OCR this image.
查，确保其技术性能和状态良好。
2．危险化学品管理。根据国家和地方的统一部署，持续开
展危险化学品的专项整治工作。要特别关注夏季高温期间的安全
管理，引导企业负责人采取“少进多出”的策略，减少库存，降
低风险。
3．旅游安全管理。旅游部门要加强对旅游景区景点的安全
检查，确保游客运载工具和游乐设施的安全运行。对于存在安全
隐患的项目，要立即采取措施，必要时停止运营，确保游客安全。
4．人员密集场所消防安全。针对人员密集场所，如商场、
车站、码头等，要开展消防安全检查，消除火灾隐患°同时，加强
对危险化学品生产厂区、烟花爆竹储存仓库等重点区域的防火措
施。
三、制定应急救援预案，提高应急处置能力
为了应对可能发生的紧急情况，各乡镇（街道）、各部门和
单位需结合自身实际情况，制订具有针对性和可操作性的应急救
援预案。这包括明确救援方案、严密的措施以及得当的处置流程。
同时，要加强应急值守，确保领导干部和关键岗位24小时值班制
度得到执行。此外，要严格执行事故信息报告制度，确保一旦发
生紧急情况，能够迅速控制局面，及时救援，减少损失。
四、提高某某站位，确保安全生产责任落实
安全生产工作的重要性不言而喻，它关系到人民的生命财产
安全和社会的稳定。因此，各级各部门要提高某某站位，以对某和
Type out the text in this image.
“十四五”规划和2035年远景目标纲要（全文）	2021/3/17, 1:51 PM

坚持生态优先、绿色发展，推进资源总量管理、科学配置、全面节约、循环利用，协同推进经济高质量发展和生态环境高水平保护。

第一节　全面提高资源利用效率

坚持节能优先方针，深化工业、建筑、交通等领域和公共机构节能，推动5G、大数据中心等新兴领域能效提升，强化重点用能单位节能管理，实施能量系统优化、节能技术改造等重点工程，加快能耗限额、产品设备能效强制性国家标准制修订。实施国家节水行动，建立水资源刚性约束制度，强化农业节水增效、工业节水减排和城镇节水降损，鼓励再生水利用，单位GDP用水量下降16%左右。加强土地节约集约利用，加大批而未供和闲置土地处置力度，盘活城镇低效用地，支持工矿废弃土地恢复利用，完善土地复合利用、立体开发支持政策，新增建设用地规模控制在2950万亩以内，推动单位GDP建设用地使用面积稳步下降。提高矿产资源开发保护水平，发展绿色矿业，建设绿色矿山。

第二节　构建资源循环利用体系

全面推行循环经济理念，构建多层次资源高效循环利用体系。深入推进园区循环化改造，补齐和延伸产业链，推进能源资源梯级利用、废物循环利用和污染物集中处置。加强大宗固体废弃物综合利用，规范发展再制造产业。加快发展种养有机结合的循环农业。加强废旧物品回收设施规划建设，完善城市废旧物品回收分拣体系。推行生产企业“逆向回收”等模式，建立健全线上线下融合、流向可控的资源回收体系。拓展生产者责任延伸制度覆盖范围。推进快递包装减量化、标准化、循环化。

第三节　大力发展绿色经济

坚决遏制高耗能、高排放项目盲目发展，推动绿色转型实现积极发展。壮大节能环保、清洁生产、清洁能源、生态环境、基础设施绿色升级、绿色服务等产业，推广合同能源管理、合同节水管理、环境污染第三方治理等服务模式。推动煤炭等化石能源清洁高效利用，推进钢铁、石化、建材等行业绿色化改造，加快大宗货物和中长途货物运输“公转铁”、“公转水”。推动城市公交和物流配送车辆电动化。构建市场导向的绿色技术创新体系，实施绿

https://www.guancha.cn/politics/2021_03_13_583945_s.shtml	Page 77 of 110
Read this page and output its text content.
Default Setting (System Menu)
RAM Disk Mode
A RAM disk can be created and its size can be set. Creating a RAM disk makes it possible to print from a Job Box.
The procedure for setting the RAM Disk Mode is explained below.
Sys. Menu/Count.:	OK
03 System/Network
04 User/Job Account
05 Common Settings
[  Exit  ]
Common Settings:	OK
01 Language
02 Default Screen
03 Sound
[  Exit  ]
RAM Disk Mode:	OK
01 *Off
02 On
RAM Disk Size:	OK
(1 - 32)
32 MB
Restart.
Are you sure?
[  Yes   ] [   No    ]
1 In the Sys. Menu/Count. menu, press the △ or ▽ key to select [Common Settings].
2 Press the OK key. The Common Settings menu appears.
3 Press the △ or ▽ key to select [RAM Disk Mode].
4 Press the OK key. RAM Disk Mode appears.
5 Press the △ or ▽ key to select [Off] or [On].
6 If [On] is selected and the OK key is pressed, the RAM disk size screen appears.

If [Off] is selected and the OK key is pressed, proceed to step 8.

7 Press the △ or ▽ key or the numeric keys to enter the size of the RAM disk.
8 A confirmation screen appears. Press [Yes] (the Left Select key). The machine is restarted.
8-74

::::::::::

EXERCISE AIM
Repeat all the entries word for word.

ANSWER TO THE EXERCISE
OCR this image.
查，确保其技术性能和状态良好。
2．危险化学品管理。根据国家和地方的统一部署，持续开
展危险化学品的专项整治工作。要特别关注夏季高温期间的安全
管理，引导企业负责人采取“少进多出”的策略，减少库存，降
低风险。
3．旅游安全管理。旅游部门要加强对旅游景区景点的安全
检查，确保游客运载工具和游乐设施的安全运行。对于存在安全
隐患的项目，要立即采取措施，必要时停止运营，确保游客安全。
4．人员密集场所消防安全。针对人员密集场所，如商场、
车站、码头等，要开展消防安全检查，消除火灾隐患°同时，加强
对危险化学品生产厂区、烟花爆竹储存仓库等重点区域的防火措
施。
三、制定应急救援预案，提高应急处置能力
为了应对可能发生的紧急情况，各乡镇（街道）、各部门和
单位需结合自身实际情况，制订具有针对性和可操作性的应急救
援预案。这包括明确救援方案、严密的措施以及得当的处置流程。
同时，要加强应急值守，确保领导干部和关键岗位24小时值班制
度得到执行。此外，要严格执行事故信息报告制度，确保一旦发
生紧急情况，能够迅速控制局面，及时救援，减少损失。
四、提高某某站位，确保安全生产责任落实
安全生产工作的重要性不言而喻，它关系到人民的生命财产
安全和社会的稳定。因此，各级各部门要提高某某站位，以对某和
Type out the text in this image.
“十四五”规划和2035年远景目标纲要（全文）	2021/3/17, 1:51 PM

坚持生态优先、绿色发展，推进资源总量管理、科学配置、全面节约、循环利用，协同推进经济高质量发展和生态环境高水平保护。

第一节　全面提高资源利用效率

坚持节能优先方针，深化工业、建筑、交通等领域和公共机构节能，推动5G、大数据中心等新兴领域能效提升，强化重点用能单位节能管理，实施能量系统优化、节能技术改造等重点工程，加快能耗限额、产品设备能效强制性国家标准制修订。实施国家节水行动，建立水资源刚性约束制度，强化农业节水增效、工业节水减排和城镇节水降损，鼓励再生水利用，单位GDP用水量下降16%左右。加强土地节约集约利用，加大批而未供和闲置土地处置力度，盘活城镇低效用地，支持工矿废弃土地恢复利用，完善土地复合利用、立体开发支持政策，新增建设用地规模控制在2950万亩以内，推动单位GDP建设用地使用面积稳步下降。提高矿产资源开发保护水平，发展绿色矿业，建设绿色矿山。

第二节　构建资源循环利用体系

全面推行循环经济理念，构建多层次资源高效循环利用体系。深入推进园区循环化改造，补齐和延伸产业链，推进能源资源梯级利用、废物循环利用和污染物集中处置。加强大宗固体废弃物综合利用，规范发展再制造产业。加快发展种养有机结合的循环农业。加强废旧物品回收设施规划建设，完善城市废旧物品回收分拣体系。推行生产企业“逆向回收”等模式，建立健全线上线下融合、流向可控的资源回收体系。拓展生产者责任延伸制度覆盖范围。推进快递包装减量化、标准化、循环化。

第三节　大力发展绿色经济

坚决遏制高耗能、高排放项目盲目发展，推动绿色转型实现积极发展。壮大节能环保、清洁生产、清洁能源、生态环境、基础设施绿色升级、绿色服务等产业，推广合同能源管理、合同节水管理、环境污染第三方治理等服务模式。推动煤炭等化石能源清洁高效利用，推进钢铁、石化、建材等行业绿色化改造，加快大宗货物和中长途货物运输“公转铁”、“公转水”。推动城市公交和物流配送车辆电动化。构建市场导向的绿色技术创新体系，实施绿

https://www.guancha.cn/politics/2021_03_13_583945_s.shtml	Page 77 of 110
Read this page and output its text content.
Default Setting (System Menu)
RAM Disk Mode
A RAM disk can be created and its size can be set. Creating a RAM disk makes it possible to print from a Job Box.
The procedure for setting the RAM Disk Mode is explained below.
Sys. Menu/Count.:	OK
03 System/Network
04 User/Job Account
05 Common Settings
[  Exit  ]
Common Settings:	OK
01 Language
02 Default Screen
03 Sound
[  Exit  ]
RAM Disk Mode:	OK
01 *Off
02 On
RAM Disk Size:	OK
(1 - 32)
32 MB
Restart.
Are you sure?
[  Yes   ] [   No    ]
1 In the Sys. Menu/Count. menu, press the △ or ▽ key to select [Common Settings].
2 Press the OK key. The Common Settings menu appears.
3 Press the △ or ▽ key to select [RAM Disk Mode].
4 Press the OK key. RAM Disk Mode appears.
5 Press the △ or ▽ key to select [Off] or [On].
6 If [On] is selected and the OK key is pressed, the RAM disk size screen appears.

If [Off] is selected and the OK key is pressed, proceed to step 8.

7 Press the △ or ▽ key or the numeric keys to enter the size of the RAM disk.
8 A confirmation screen appears. Press [Yes] (the Left Select key). The machine is restarted.
8-74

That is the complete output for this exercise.